**Task details:**
Skip the images. Copy the records exactly as written.

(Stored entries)
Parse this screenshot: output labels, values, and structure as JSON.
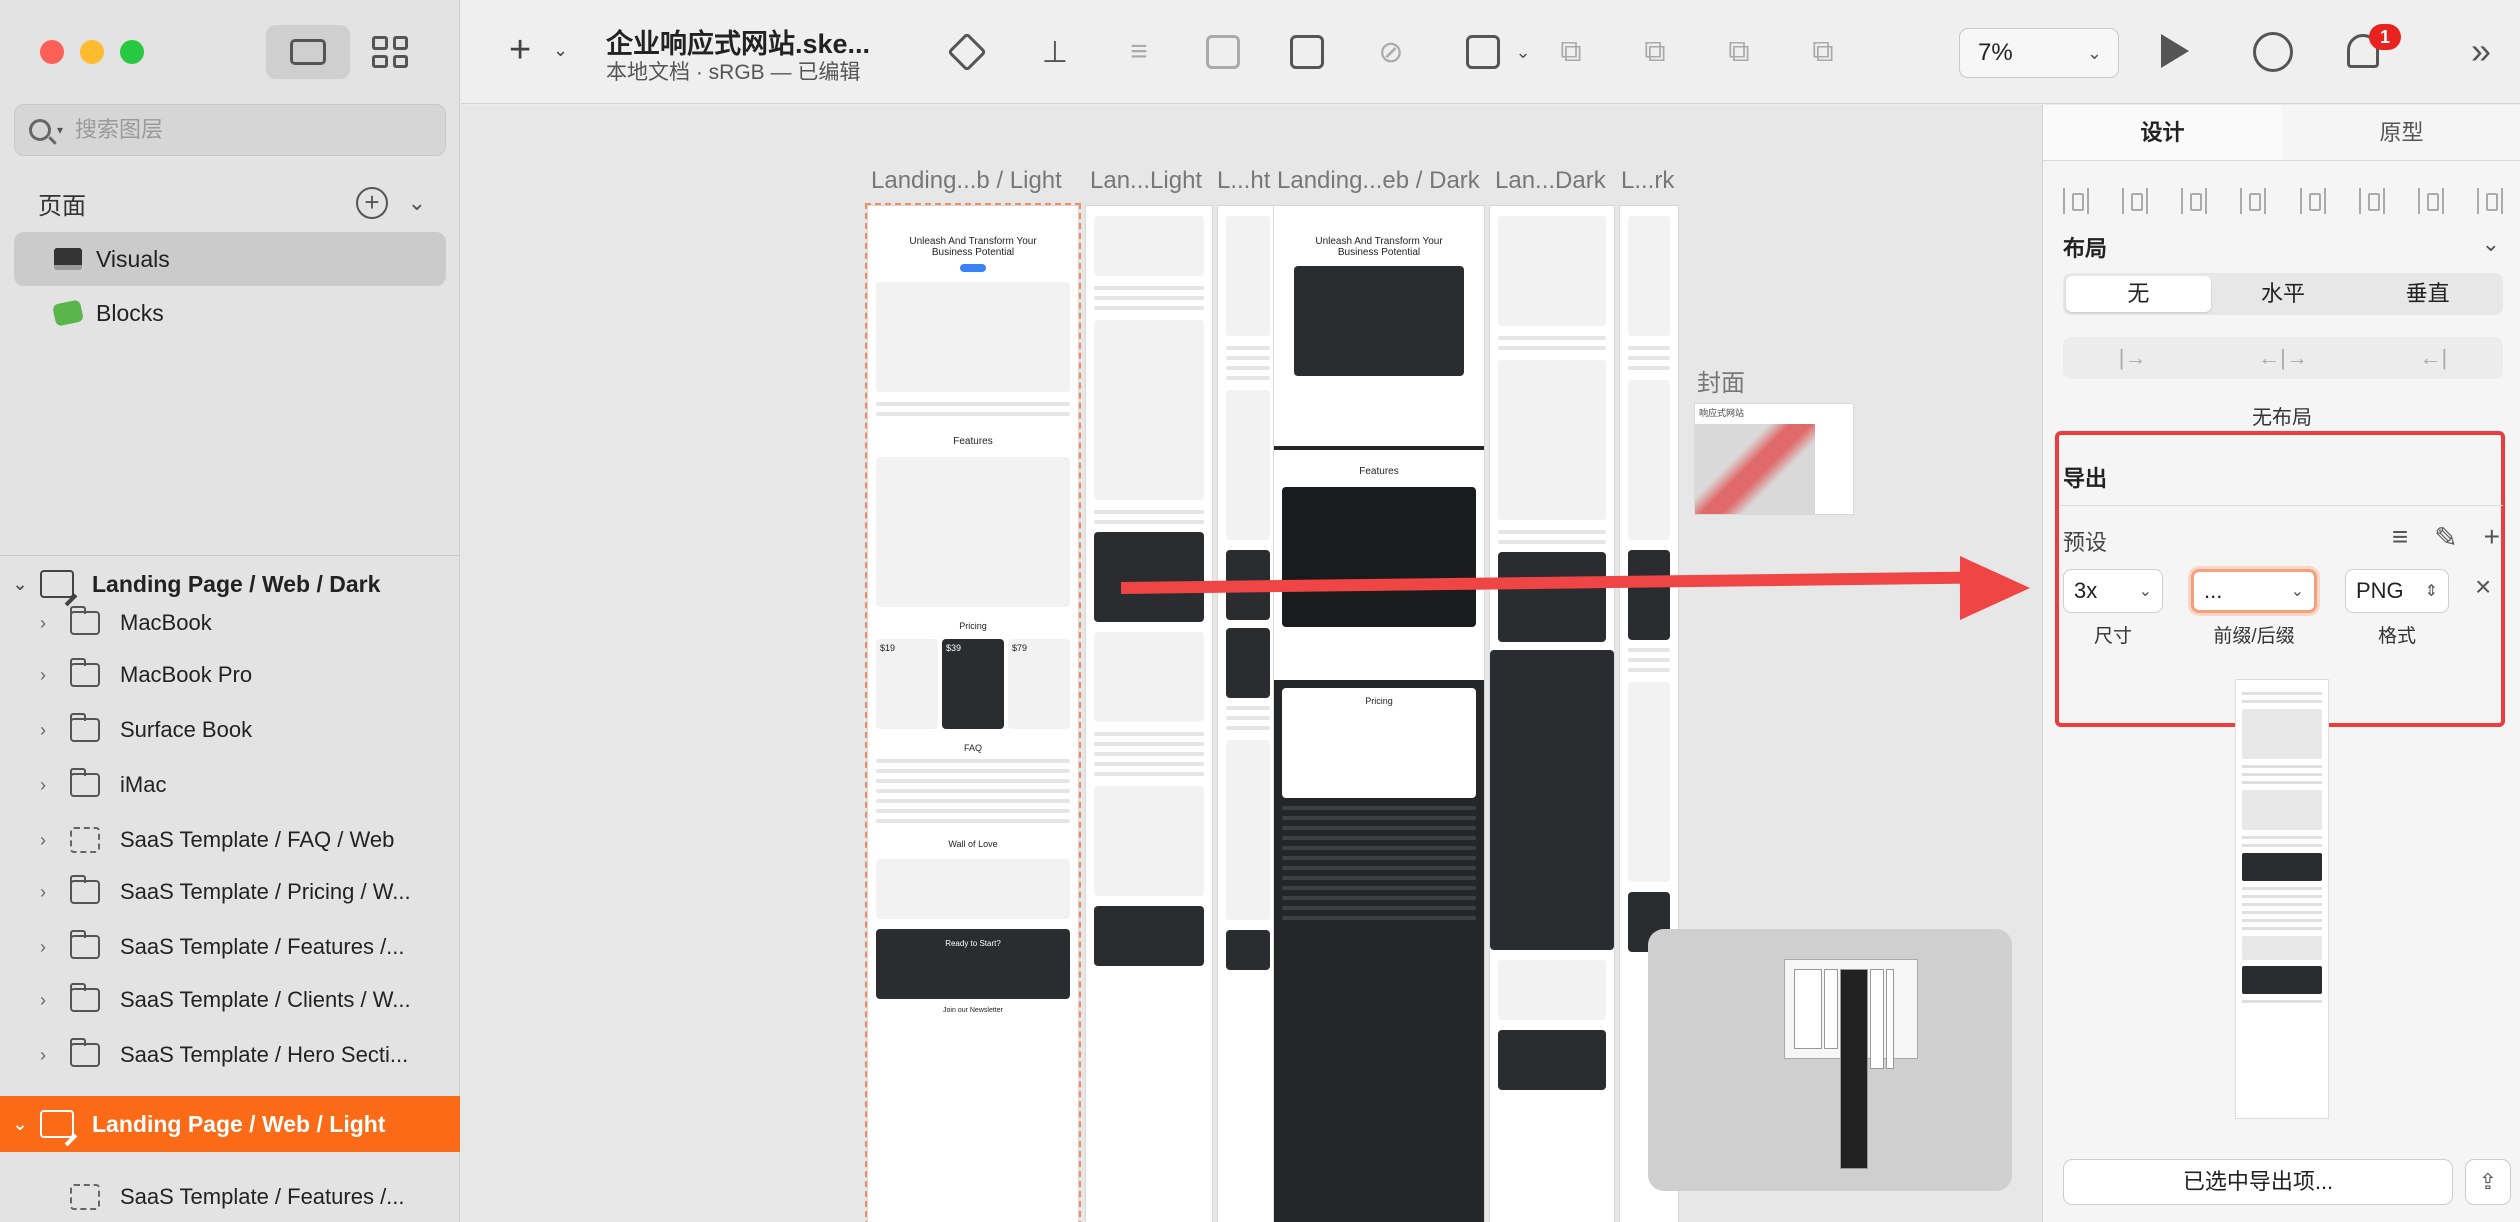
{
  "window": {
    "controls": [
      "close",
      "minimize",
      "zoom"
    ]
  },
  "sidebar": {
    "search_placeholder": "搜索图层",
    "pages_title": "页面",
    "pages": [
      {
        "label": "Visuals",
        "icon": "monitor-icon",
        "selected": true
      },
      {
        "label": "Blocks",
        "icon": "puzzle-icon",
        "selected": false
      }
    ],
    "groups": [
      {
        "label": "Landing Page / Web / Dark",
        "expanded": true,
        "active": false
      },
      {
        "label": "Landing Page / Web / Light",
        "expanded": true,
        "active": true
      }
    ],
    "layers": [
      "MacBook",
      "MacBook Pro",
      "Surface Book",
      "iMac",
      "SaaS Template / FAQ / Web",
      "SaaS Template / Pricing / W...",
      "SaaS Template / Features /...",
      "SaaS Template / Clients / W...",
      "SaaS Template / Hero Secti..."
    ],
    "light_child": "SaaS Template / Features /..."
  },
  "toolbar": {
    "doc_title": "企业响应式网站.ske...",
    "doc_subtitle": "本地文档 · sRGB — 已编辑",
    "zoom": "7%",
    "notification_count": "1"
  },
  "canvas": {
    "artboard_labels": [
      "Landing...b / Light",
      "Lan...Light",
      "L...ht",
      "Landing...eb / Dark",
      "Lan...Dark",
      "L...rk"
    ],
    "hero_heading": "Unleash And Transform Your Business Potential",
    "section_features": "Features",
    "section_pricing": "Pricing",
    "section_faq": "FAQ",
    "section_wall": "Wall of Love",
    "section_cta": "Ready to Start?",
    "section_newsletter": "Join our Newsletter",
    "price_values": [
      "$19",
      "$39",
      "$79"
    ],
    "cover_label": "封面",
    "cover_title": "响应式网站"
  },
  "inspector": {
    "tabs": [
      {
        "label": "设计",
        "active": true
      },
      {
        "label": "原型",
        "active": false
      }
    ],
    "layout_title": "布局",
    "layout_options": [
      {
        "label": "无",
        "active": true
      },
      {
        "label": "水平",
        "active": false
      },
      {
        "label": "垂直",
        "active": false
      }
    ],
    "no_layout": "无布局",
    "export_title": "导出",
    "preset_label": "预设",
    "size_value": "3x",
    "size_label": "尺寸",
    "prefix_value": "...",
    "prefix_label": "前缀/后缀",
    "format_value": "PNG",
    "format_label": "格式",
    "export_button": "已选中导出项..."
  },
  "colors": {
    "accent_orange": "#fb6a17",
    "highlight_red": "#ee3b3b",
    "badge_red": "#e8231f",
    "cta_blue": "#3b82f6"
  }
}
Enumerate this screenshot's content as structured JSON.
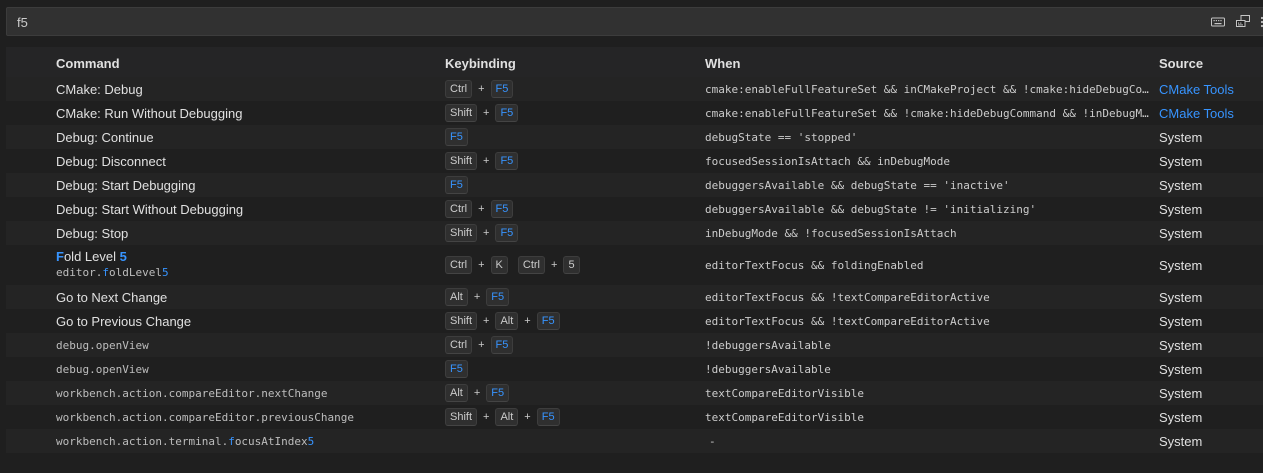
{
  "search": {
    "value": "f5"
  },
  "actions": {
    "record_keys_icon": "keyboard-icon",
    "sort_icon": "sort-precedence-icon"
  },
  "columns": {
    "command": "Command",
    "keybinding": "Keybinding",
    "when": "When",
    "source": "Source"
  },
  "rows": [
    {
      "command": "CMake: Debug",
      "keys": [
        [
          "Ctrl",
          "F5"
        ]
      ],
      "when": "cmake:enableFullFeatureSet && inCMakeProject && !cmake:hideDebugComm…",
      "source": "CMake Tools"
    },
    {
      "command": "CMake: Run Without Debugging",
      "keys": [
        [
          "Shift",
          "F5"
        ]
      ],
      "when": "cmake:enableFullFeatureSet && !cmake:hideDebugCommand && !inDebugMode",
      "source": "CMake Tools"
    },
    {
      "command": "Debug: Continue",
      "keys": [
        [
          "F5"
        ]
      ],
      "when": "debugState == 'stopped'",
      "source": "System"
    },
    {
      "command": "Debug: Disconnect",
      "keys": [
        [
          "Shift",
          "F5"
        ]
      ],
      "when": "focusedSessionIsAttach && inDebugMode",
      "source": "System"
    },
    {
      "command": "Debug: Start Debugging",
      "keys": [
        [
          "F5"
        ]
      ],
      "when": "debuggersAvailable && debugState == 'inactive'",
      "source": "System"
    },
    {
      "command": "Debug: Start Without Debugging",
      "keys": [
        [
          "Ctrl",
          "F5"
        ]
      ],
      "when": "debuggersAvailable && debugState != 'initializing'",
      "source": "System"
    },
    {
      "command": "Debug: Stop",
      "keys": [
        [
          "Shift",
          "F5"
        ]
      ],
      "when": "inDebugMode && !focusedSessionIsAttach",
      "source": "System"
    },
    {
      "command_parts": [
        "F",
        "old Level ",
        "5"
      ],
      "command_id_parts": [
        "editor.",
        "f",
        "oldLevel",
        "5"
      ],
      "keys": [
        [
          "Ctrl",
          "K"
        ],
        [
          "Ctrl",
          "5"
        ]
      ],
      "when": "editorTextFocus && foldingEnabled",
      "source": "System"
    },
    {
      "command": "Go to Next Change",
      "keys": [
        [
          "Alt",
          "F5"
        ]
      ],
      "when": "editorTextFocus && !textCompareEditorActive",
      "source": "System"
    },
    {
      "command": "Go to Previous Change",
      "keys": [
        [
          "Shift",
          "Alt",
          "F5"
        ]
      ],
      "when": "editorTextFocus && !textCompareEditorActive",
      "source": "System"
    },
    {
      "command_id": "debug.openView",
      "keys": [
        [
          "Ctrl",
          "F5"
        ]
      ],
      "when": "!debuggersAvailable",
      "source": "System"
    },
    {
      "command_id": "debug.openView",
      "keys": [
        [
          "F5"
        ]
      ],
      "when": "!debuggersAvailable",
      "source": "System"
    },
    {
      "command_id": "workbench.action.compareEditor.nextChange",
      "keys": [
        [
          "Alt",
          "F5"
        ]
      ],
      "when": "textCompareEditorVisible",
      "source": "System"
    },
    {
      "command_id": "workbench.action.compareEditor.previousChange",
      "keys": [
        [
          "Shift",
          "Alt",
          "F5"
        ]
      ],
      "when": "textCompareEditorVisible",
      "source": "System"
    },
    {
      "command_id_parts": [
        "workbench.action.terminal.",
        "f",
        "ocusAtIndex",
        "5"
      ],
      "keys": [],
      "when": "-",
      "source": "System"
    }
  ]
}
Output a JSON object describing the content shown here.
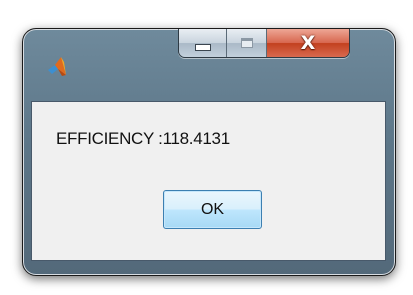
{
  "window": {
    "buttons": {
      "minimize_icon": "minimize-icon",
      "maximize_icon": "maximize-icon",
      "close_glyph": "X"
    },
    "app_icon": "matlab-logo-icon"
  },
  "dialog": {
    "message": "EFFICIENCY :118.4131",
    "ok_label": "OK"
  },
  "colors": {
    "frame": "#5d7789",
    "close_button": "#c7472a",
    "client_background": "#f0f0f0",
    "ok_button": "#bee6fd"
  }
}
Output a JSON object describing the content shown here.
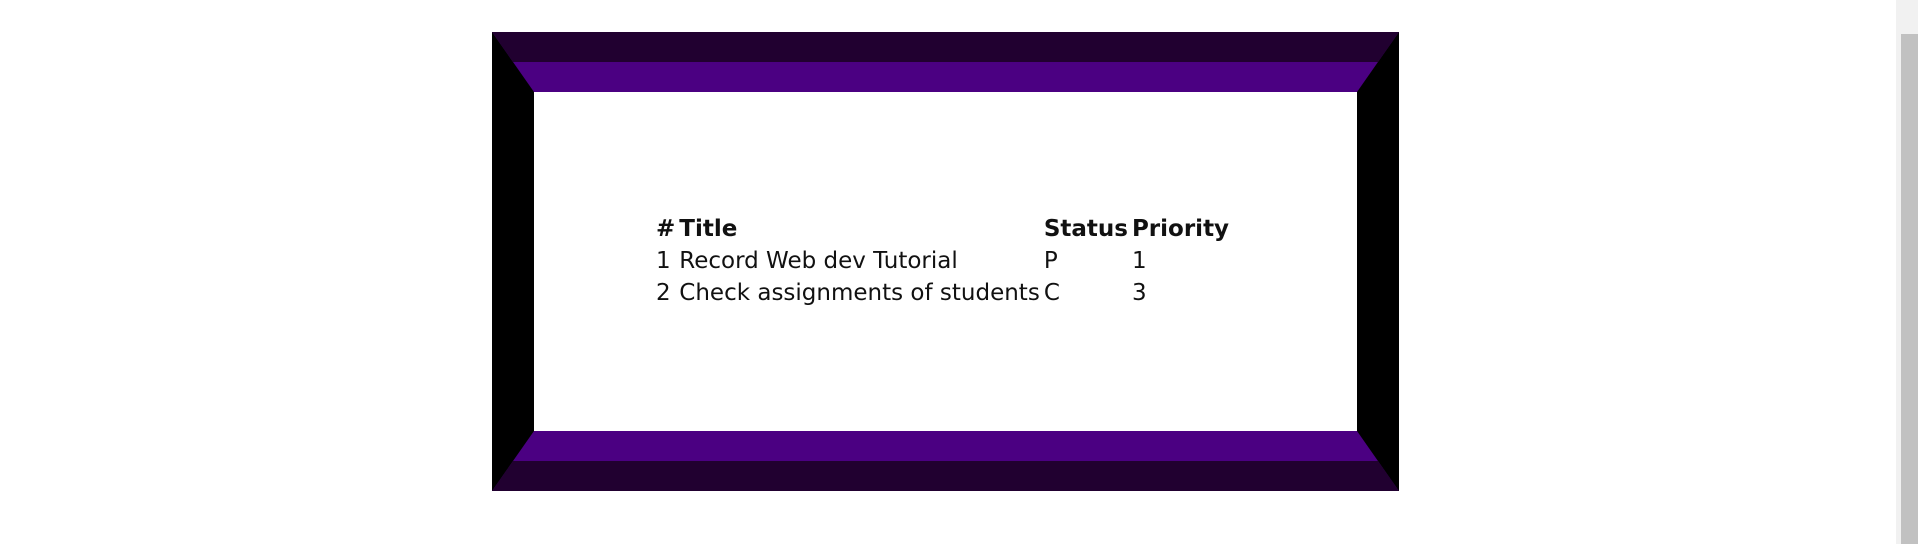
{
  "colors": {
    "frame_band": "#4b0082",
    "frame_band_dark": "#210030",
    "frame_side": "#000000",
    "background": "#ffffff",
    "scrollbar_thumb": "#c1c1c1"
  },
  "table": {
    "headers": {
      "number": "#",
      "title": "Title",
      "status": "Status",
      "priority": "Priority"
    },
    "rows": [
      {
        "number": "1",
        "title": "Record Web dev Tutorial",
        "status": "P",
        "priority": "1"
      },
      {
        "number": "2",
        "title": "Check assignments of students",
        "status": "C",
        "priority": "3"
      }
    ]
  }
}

**Complete answer:**
Parse this screenshot: output labels, values, and structure as JSON.
{
  "window": {
    "controls": [
      "close",
      "minimize",
      "zoom"
    ]
  },
  "sidebar": {
    "search_placeholder": "搜索图层",
    "pages_title": "页面",
    "pages": [
      {
        "label": "Visuals",
        "icon": "monitor-icon",
        "selected": true
      },
      {
        "label": "Blocks",
        "icon": "puzzle-icon",
        "selected": false
      }
    ],
    "groups": [
      {
        "label": "Landing Page / Web / Dark",
        "expanded": true,
        "active": false
      },
      {
        "label": "Landing Page / Web / Light",
        "expanded": true,
        "active": true
      }
    ],
    "layers": [
      "MacBook",
      "MacBook Pro",
      "Surface Book",
      "iMac",
      "SaaS Template / FAQ / Web",
      "SaaS Template / Pricing / W...",
      "SaaS Template / Features /...",
      "SaaS Template / Clients / W...",
      "SaaS Template / Hero Secti..."
    ],
    "light_child": "SaaS Template / Features /..."
  },
  "toolbar": {
    "doc_title": "企业响应式网站.ske...",
    "doc_subtitle": "本地文档 · sRGB — 已编辑",
    "zoom": "7%",
    "notification_count": "1"
  },
  "canvas": {
    "artboard_labels": [
      "Landing...b / Light",
      "Lan...Light",
      "L...ht",
      "Landing...eb / Dark",
      "Lan...Dark",
      "L...rk"
    ],
    "hero_heading": "Unleash And Transform Your Business Potential",
    "section_features": "Features",
    "section_pricing": "Pricing",
    "section_faq": "FAQ",
    "section_wall": "Wall of Love",
    "section_cta": "Ready to Start?",
    "section_newsletter": "Join our Newsletter",
    "price_values": [
      "$19",
      "$39",
      "$79"
    ],
    "cover_label": "封面",
    "cover_title": "响应式网站"
  },
  "inspector": {
    "tabs": [
      {
        "label": "设计",
        "active": true
      },
      {
        "label": "原型",
        "active": false
      }
    ],
    "layout_title": "布局",
    "layout_options": [
      {
        "label": "无",
        "active": true
      },
      {
        "label": "水平",
        "active": false
      },
      {
        "label": "垂直",
        "active": false
      }
    ],
    "no_layout": "无布局",
    "export_title": "导出",
    "preset_label": "预设",
    "size_value": "3x",
    "size_label": "尺寸",
    "prefix_value": "...",
    "prefix_label": "前缀/后缀",
    "format_value": "PNG",
    "format_label": "格式",
    "export_button": "已选中导出项..."
  },
  "colors": {
    "accent_orange": "#fb6a17",
    "highlight_red": "#ee3b3b",
    "badge_red": "#e8231f",
    "cta_blue": "#3b82f6"
  }
}
Enumerate this screenshot's content as structured JSON.
{
  "search": {
    "value": "f5"
  },
  "actions": {
    "record_keys_icon": "keyboard-icon",
    "sort_icon": "sort-precedence-icon"
  },
  "columns": {
    "command": "Command",
    "keybinding": "Keybinding",
    "when": "When",
    "source": "Source"
  },
  "rows": [
    {
      "command": "CMake: Debug",
      "keys": [
        [
          "Ctrl",
          "F5"
        ]
      ],
      "when": "cmake:enableFullFeatureSet && inCMakeProject && !cmake:hideDebugComm…",
      "source": "CMake Tools"
    },
    {
      "command": "CMake: Run Without Debugging",
      "keys": [
        [
          "Shift",
          "F5"
        ]
      ],
      "when": "cmake:enableFullFeatureSet && !cmake:hideDebugCommand && !inDebugMode",
      "source": "CMake Tools"
    },
    {
      "command": "Debug: Continue",
      "keys": [
        [
          "F5"
        ]
      ],
      "when": "debugState == 'stopped'",
      "source": "System"
    },
    {
      "command": "Debug: Disconnect",
      "keys": [
        [
          "Shift",
          "F5"
        ]
      ],
      "when": "focusedSessionIsAttach && inDebugMode",
      "source": "System"
    },
    {
      "command": "Debug: Start Debugging",
      "keys": [
        [
          "F5"
        ]
      ],
      "when": "debuggersAvailable && debugState == 'inactive'",
      "source": "System"
    },
    {
      "command": "Debug: Start Without Debugging",
      "keys": [
        [
          "Ctrl",
          "F5"
        ]
      ],
      "when": "debuggersAvailable && debugState != 'initializing'",
      "source": "System"
    },
    {
      "command": "Debug: Stop",
      "keys": [
        [
          "Shift",
          "F5"
        ]
      ],
      "when": "inDebugMode && !focusedSessionIsAttach",
      "source": "System"
    },
    {
      "command_parts": [
        "F",
        "old Level ",
        "5"
      ],
      "command_id_parts": [
        "editor.",
        "f",
        "oldLevel",
        "5"
      ],
      "keys": [
        [
          "Ctrl",
          "K"
        ],
        [
          "Ctrl",
          "5"
        ]
      ],
      "when": "editorTextFocus && foldingEnabled",
      "source": "System"
    },
    {
      "command": "Go to Next Change",
      "keys": [
        [
          "Alt",
          "F5"
        ]
      ],
      "when": "editorTextFocus && !textCompareEditorActive",
      "source": "System"
    },
    {
      "command": "Go to Previous Change",
      "keys": [
        [
          "Shift",
          "Alt",
          "F5"
        ]
      ],
      "when": "editorTextFocus && !textCompareEditorActive",
      "source": "System"
    },
    {
      "command_id": "debug.openView",
      "keys": [
        [
          "Ctrl",
          "F5"
        ]
      ],
      "when": "!debuggersAvailable",
      "source": "System"
    },
    {
      "command_id": "debug.openView",
      "keys": [
        [
          "F5"
        ]
      ],
      "when": "!debuggersAvailable",
      "source": "System"
    },
    {
      "command_id": "workbench.action.compareEditor.nextChange",
      "keys": [
        [
          "Alt",
          "F5"
        ]
      ],
      "when": "textCompareEditorVisible",
      "source": "System"
    },
    {
      "command_id": "workbench.action.compareEditor.previousChange",
      "keys": [
        [
          "Shift",
          "Alt",
          "F5"
        ]
      ],
      "when": "textCompareEditorVisible",
      "source": "System"
    },
    {
      "command_id_parts": [
        "workbench.action.terminal.",
        "f",
        "ocusAtIndex",
        "5"
      ],
      "keys": [],
      "when": "-",
      "source": "System"
    }
  ]
}
Output a JSON object describing the content shown here.
{
  "window": {
    "buttons": {
      "minimize_icon": "minimize-icon",
      "maximize_icon": "maximize-icon",
      "close_glyph": "X"
    },
    "app_icon": "matlab-logo-icon"
  },
  "dialog": {
    "message": "EFFICIENCY :118.4131",
    "ok_label": "OK"
  },
  "colors": {
    "frame": "#5d7789",
    "close_button": "#c7472a",
    "client_background": "#f0f0f0",
    "ok_button": "#bee6fd"
  }
}
Output a JSON object describing the content shown here.
{
  "colors": {
    "frame_band": "#4b0082",
    "frame_band_dark": "#210030",
    "frame_side": "#000000",
    "background": "#ffffff",
    "scrollbar_thumb": "#c1c1c1"
  },
  "table": {
    "headers": {
      "number": "#",
      "title": "Title",
      "status": "Status",
      "priority": "Priority"
    },
    "rows": [
      {
        "number": "1",
        "title": "Record Web dev Tutorial",
        "status": "P",
        "priority": "1"
      },
      {
        "number": "2",
        "title": "Check assignments of students",
        "status": "C",
        "priority": "3"
      }
    ]
  }
}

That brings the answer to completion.